- [What needs to be done]: Write out the whole listing, matching it exactly.

- [Stored records]:
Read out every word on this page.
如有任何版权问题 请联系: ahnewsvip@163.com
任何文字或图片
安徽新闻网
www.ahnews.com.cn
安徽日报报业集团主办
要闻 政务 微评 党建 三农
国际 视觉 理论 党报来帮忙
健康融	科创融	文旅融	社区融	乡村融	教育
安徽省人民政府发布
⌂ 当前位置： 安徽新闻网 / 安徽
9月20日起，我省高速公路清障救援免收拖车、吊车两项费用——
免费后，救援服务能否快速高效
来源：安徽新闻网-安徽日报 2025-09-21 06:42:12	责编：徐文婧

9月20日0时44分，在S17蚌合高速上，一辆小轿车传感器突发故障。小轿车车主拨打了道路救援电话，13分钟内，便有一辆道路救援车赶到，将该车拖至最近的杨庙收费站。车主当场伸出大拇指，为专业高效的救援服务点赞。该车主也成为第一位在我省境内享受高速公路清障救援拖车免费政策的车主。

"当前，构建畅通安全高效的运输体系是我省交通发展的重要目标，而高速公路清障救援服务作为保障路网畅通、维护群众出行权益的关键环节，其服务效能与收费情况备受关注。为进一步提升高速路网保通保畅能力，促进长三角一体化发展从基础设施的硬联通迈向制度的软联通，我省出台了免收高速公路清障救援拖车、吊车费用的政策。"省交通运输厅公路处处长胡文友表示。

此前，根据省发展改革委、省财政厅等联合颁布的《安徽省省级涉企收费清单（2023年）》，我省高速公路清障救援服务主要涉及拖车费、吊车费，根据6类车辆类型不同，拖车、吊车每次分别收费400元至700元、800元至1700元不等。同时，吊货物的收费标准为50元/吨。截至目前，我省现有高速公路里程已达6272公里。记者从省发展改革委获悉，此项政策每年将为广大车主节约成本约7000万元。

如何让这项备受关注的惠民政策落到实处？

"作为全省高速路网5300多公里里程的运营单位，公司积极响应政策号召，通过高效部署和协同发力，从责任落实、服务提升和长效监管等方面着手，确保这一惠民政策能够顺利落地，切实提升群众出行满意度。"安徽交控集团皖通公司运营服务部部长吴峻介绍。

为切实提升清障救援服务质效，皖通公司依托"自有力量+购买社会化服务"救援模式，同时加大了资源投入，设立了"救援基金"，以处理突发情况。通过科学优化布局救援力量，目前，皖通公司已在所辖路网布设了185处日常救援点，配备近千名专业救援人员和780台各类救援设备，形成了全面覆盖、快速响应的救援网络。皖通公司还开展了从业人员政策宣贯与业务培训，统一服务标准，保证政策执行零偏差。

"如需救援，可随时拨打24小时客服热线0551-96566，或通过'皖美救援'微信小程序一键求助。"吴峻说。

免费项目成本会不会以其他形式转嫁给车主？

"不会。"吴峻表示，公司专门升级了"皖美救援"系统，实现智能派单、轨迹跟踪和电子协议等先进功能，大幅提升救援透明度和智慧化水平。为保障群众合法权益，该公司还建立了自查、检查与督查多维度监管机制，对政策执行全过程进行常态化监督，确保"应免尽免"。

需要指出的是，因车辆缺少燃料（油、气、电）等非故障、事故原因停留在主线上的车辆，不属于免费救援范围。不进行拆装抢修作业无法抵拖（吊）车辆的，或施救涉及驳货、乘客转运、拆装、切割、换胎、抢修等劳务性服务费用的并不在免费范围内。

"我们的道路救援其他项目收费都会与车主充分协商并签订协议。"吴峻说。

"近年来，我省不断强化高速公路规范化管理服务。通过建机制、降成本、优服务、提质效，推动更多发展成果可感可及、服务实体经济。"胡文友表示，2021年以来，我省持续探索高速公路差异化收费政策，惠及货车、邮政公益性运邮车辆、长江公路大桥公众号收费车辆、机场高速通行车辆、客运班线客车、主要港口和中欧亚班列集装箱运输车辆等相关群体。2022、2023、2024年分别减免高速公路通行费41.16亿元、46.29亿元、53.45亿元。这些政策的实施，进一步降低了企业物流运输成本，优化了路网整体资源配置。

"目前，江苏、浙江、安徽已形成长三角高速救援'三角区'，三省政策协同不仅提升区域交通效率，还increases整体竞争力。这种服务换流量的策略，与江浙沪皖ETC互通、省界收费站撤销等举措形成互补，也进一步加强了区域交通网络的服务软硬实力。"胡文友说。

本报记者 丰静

- [Task response]:
Read out every word on this page.
如有任何版权问题 请联系: ahnewsvip@163.com
任何文字或图片
安徽新闻网
www.ahnews.com.cn
安徽日报报业集团主办
要闻 政务 微评 党建 三农
国际 视觉 理论 党报来帮忙
健康融	科创融	文旅融	社区融	乡村融	教育
安徽省人民政府发布
⌂ 当前位置： 安徽新闻网 / 安徽
9月20日起，我省高速公路清障救援免收拖车、吊车两项费用——
免费后，救援服务能否快速高效
来源：安徽新闻网-安徽日报 2025-09-21 06:42:12	责编：徐文婧

9月20日0时44分，在S17蚌合高速上，一辆小轿车传感器突发故障。小轿车车主拨打了道路救援电话，13分钟内，便有一辆道路救援车赶到，将该车拖至最近的杨庙收费站。车主当场伸出大拇指，为专业高效的救援服务点赞。该车主也成为第一位在我省境内享受高速公路清障救援拖车免费政策的车主。

"当前，构建畅通安全高效的运输体系是我省交通发展的重要目标，而高速公路清障救援服务作为保障路网畅通、维护群众出行权益的关键环节，其服务效能与收费情况备受关注。为进一步提升高速路网保通保畅能力，促进长三角一体化发展从基础设施的硬联通迈向制度的软联通，我省出台了免收高速公路清障救援拖车、吊车费用的政策。"省交通运输厅公路处处长胡文友表示。

此前，根据省发展改革委、省财政厅等联合颁布的《安徽省省级涉企收费清单（2023年）》，我省高速公路清障救援服务主要涉及拖车费、吊车费，根据6类车辆类型不同，拖车、吊车每次分别收费400元至700元、800元至1700元不等。同时，吊货物的收费标准为50元/吨。截至目前，我省现有高速公路里程已达6272公里。记者从省发展改革委获悉，此项政策每年将为广大车主节约成本约7000万元。

如何让这项备受关注的惠民政策落到实处？

"作为全省高速路网5300多公里里程的运营单位，公司积极响应政策号召，通过高效部署和协同发力，从责任落实、服务提升和长效监管等方面着手，确保这一惠民政策能够顺利落地，切实提升群众出行满意度。"安徽交控集团皖通公司运营服务部部长吴峻介绍。

为切实提升清障救援服务质效，皖通公司依托"自有力量+购买社会化服务"救援模式，同时加大了资源投入，设立了"救援基金"，以处理突发情况。通过科学优化布局救援力量，目前，皖通公司已在所辖路网布设了185处日常救援点，配备近千名专业救援人员和780台各类救援设备，形成了全面覆盖、快速响应的救援网络。皖通公司还开展了从业人员政策宣贯与业务培训，统一服务标准，保证政策执行零偏差。

"如需救援，可随时拨打24小时客服热线0551-96566，或通过'皖美救援'微信小程序一键求助。"吴峻说。

免费项目成本会不会以其他形式转嫁给车主？

"不会。"吴峻表示，公司专门升级了"皖美救援"系统，实现智能派单、轨迹跟踪和电子协议等先进功能，大幅提升救援透明度和智慧化水平。为保障群众合法权益，该公司还建立了自查、检查与督查多维度监管机制，对政策执行全过程进行常态化监督，确保"应免尽免"。

需要指出的是，因车辆缺少燃料（油、气、电）等非故障、事故原因停留在主线上的车辆，不属于免费救援范围。不进行拆装抢修作业无法抵拖（吊）车辆的，或施救涉及驳货、乘客转运、拆装、切割、换胎、抢修等劳务性服务费用的并不在免费范围内。

"我们的道路救援其他项目收费都会与车主充分协商并签订协议。"吴峻说。

"近年来，我省不断强化高速公路规范化管理服务。通过建机制、降成本、优服务、提质效，推动更多发展成果可感可及、服务实体经济。"胡文友表示，2021年以来，我省持续探索高速公路差异化收费政策，惠及货车、邮政公益性运邮车辆、长江公路大桥公众号收费车辆、机场高速通行车辆、客运班线客车、主要港口和中欧亚班列集装箱运输车辆等相关群体。2022、2023、2024年分别减免高速公路通行费41.16亿元、46.29亿元、53.45亿元。这些政策的实施，进一步降低了企业物流运输成本，优化了路网整体资源配置。

"目前，江苏、浙江、安徽已形成长三角高速救援'三角区'，三省政策协同不仅提升区域交通效率，还increases整体竞争力。这种服务换流量的策略，与江浙沪皖ETC互通、省界收费站撤销等举措形成互补，也进一步加强了区域交通网络的服务软硬实力。"胡文友说。

本报记者 丰静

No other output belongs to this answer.